Task instructions: Show all lines from the data that include the word "icon".
============================================================
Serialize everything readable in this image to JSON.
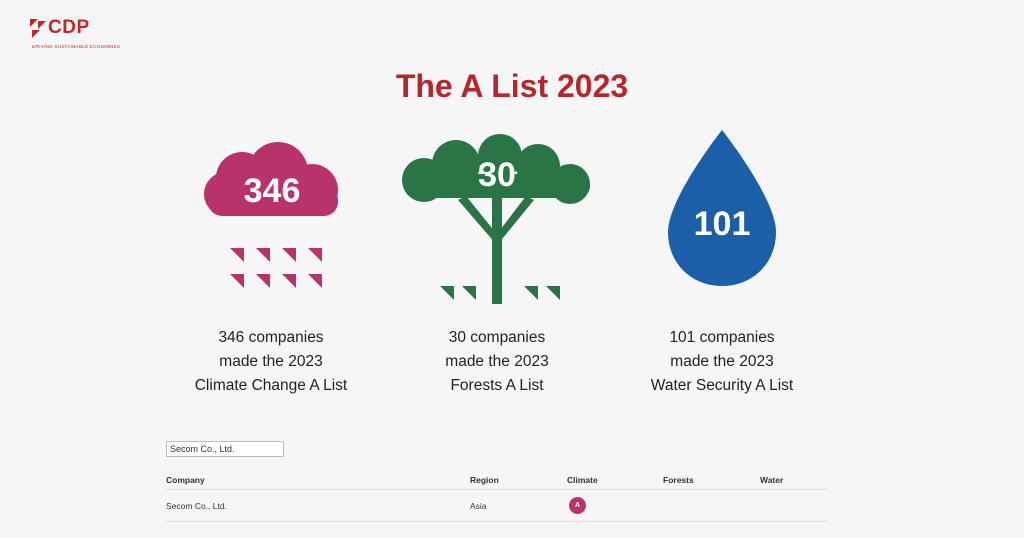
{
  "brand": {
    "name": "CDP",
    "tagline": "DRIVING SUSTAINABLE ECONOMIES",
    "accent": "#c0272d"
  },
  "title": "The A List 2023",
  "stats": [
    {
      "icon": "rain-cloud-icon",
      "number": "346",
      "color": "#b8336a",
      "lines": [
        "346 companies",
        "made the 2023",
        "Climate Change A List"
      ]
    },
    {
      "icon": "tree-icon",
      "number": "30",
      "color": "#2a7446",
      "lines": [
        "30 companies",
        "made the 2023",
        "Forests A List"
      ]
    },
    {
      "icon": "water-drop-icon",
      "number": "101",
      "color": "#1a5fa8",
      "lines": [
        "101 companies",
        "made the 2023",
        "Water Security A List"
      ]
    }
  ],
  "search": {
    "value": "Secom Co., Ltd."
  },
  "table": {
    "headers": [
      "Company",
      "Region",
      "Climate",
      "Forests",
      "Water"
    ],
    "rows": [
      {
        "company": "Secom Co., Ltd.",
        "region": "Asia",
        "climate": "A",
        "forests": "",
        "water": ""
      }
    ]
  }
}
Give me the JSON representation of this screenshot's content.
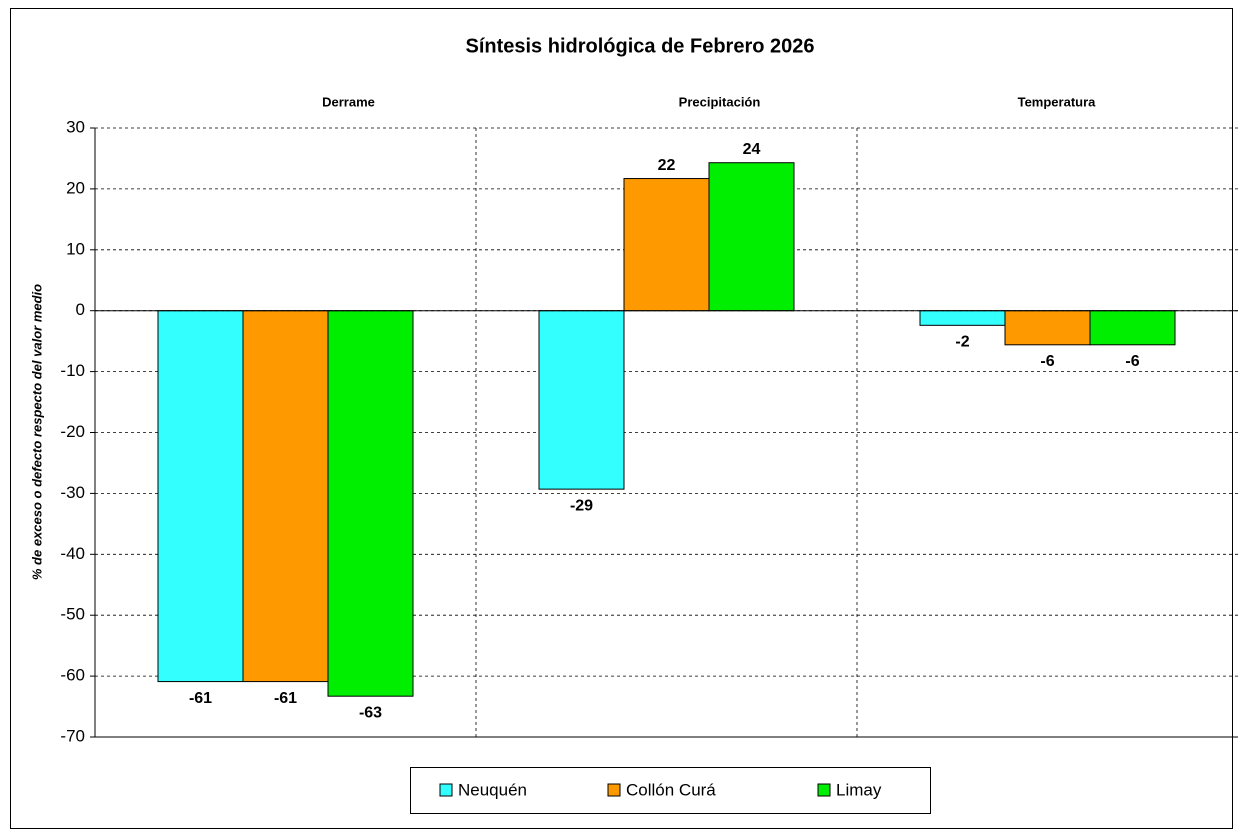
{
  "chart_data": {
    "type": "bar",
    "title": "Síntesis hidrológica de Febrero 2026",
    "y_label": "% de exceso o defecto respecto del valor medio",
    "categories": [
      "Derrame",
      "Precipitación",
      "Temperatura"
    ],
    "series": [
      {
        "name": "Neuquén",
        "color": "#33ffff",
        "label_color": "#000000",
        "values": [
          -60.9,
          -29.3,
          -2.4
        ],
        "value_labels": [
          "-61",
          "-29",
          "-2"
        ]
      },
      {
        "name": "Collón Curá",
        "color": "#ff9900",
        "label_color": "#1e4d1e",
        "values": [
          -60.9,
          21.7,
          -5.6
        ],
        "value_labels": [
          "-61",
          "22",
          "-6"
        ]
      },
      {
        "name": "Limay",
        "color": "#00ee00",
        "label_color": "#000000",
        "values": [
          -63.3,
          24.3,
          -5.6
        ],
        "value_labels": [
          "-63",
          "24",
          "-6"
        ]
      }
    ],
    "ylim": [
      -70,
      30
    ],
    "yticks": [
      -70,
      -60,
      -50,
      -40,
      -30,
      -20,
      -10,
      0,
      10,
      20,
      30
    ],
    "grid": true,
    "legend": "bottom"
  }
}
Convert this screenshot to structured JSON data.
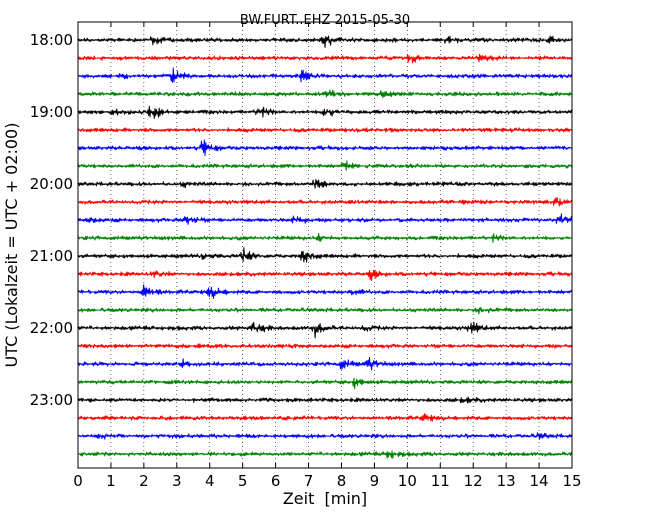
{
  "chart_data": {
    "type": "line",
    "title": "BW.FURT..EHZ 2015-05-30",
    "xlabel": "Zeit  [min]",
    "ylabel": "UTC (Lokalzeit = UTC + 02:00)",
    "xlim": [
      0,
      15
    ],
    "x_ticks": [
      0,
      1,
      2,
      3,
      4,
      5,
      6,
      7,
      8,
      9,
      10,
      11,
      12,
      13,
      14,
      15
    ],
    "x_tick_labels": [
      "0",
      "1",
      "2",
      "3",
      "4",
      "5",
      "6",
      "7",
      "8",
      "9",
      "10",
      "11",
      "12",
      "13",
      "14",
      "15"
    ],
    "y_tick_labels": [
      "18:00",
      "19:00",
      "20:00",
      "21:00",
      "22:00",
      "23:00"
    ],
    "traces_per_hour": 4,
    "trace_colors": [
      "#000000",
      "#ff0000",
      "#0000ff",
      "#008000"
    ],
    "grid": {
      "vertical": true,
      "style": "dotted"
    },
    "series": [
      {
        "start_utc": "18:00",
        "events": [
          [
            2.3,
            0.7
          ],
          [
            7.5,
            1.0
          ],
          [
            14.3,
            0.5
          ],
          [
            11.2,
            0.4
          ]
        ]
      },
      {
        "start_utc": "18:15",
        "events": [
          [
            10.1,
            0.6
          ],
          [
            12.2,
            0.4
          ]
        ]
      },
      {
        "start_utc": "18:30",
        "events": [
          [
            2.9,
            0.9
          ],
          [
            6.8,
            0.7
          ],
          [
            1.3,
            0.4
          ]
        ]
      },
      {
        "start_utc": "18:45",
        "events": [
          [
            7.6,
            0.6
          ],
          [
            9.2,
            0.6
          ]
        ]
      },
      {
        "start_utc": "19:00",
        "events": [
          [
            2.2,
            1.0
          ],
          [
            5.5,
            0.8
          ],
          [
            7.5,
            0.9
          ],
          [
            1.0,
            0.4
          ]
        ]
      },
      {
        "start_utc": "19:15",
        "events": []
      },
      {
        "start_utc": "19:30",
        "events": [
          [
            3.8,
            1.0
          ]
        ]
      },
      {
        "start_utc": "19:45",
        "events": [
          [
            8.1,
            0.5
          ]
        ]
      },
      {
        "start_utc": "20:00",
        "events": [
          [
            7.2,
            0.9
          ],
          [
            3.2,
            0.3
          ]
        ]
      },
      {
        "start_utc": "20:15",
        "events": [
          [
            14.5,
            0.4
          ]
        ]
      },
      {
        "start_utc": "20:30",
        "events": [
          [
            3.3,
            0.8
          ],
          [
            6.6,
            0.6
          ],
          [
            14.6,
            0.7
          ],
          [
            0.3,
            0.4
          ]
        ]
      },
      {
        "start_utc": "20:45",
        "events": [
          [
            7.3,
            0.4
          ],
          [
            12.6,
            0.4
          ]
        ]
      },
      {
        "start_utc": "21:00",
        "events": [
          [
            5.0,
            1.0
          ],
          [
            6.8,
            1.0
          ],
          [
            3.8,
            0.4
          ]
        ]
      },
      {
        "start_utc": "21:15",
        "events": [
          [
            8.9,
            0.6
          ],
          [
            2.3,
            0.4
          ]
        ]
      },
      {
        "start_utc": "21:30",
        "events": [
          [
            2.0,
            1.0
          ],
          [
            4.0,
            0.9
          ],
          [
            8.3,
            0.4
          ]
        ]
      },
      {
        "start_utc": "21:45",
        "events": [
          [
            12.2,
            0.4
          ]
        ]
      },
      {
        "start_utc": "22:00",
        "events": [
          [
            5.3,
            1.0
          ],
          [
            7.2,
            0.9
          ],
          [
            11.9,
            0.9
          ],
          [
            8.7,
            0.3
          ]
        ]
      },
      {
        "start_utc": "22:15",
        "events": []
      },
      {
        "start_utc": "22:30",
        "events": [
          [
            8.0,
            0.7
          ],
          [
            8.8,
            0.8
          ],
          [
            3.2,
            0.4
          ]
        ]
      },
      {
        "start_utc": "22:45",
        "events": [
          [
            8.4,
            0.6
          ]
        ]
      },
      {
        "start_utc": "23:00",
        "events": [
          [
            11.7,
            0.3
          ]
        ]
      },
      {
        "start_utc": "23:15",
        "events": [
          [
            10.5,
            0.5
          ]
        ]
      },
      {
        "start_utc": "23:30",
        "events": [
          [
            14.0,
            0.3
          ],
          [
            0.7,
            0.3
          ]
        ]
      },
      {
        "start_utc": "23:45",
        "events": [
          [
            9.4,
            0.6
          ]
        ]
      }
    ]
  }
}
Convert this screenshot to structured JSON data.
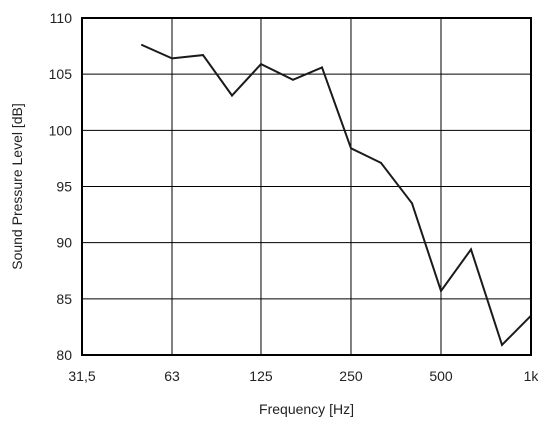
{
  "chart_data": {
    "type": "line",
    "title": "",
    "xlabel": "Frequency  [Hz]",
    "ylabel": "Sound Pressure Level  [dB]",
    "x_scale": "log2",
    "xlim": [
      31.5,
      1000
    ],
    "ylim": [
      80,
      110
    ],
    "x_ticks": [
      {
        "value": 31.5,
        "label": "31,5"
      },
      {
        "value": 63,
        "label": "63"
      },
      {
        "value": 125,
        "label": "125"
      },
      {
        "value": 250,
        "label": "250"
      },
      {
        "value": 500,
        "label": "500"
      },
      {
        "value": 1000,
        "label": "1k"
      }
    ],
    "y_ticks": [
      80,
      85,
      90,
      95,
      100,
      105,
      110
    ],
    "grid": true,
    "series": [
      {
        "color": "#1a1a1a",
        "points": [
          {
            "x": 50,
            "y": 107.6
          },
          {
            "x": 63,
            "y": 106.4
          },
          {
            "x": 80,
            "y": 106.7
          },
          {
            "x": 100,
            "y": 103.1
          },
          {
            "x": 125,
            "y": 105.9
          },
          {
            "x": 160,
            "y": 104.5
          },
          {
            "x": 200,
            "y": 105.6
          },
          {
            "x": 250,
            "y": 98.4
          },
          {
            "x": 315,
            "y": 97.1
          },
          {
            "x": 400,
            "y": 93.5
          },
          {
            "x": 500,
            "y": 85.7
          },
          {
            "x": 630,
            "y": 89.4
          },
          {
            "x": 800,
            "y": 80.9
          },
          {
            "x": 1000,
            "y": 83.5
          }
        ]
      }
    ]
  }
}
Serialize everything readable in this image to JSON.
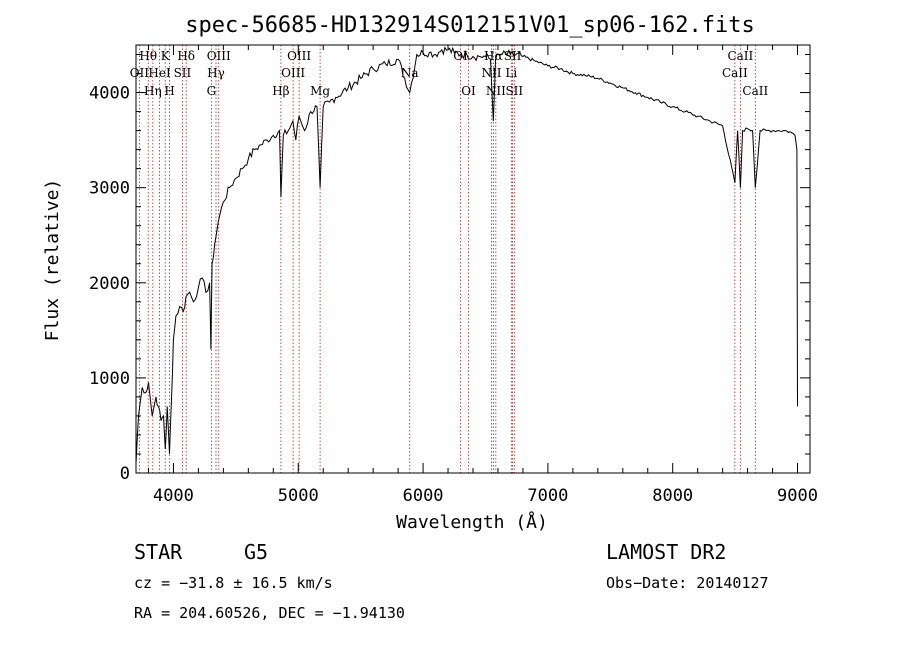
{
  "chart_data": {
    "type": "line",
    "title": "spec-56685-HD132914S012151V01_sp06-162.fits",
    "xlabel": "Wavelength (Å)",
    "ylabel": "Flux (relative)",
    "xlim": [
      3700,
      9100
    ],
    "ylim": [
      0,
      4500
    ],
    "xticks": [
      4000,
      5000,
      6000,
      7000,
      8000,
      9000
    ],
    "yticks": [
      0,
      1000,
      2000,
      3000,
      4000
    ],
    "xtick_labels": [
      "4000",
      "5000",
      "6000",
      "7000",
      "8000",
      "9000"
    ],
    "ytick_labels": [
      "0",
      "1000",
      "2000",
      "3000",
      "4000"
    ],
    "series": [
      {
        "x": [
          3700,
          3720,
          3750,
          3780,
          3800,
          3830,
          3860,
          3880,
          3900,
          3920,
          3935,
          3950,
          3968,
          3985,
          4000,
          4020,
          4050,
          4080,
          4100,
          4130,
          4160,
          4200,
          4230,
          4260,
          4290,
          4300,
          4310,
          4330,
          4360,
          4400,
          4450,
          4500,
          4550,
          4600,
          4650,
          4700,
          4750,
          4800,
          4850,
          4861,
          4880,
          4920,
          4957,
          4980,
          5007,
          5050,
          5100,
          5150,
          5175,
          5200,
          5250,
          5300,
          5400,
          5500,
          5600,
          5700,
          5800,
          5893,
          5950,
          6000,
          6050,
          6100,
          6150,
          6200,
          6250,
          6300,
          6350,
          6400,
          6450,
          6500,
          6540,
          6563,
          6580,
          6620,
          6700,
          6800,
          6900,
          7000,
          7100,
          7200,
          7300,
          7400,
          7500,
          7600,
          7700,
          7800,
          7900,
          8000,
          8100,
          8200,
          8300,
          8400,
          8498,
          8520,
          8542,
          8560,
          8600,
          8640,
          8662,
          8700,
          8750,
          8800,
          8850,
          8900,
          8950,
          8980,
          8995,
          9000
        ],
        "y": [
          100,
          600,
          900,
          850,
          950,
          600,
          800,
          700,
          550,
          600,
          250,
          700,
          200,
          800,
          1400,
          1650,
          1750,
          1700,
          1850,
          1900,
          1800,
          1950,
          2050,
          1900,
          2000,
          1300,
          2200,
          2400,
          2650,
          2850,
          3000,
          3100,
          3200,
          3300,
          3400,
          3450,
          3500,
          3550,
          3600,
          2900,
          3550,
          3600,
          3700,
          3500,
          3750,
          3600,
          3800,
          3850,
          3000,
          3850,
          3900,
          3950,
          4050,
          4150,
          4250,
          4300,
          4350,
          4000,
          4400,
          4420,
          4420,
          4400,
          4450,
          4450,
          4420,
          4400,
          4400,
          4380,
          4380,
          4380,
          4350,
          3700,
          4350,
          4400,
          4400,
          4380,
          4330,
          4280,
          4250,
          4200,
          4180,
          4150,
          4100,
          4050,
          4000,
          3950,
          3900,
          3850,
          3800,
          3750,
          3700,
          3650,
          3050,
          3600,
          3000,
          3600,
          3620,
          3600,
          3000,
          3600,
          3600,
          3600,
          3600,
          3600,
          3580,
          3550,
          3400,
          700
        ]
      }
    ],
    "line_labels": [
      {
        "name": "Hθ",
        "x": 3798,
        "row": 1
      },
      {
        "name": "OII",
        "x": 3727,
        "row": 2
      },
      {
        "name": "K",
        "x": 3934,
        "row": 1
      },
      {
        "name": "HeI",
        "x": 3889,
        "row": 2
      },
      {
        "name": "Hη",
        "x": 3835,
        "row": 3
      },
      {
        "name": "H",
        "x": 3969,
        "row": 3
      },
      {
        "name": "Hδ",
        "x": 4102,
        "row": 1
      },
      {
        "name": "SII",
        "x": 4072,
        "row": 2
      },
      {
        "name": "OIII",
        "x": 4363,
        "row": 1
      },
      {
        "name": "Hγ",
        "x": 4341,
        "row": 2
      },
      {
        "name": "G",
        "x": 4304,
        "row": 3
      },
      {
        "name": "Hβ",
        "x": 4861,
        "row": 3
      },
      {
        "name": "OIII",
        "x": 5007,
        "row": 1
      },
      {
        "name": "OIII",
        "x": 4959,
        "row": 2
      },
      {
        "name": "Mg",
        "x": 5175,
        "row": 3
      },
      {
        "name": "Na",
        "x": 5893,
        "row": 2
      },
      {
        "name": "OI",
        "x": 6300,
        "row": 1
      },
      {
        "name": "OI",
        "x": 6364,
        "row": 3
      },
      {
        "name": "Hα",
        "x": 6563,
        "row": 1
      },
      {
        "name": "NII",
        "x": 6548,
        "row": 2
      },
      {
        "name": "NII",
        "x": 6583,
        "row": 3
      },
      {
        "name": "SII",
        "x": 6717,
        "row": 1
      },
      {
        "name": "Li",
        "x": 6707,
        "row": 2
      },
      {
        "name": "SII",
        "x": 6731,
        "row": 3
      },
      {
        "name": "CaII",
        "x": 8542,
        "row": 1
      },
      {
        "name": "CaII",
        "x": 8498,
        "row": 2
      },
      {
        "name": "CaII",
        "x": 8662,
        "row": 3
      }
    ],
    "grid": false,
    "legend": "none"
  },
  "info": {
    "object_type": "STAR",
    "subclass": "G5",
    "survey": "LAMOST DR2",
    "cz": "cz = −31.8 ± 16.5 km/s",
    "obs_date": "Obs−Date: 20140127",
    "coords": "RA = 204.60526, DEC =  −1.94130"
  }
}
============================================================
Result:
      "icon": "rain-cloud-icon",
      "icon": "tree-icon",
      "icon": "water-drop-icon",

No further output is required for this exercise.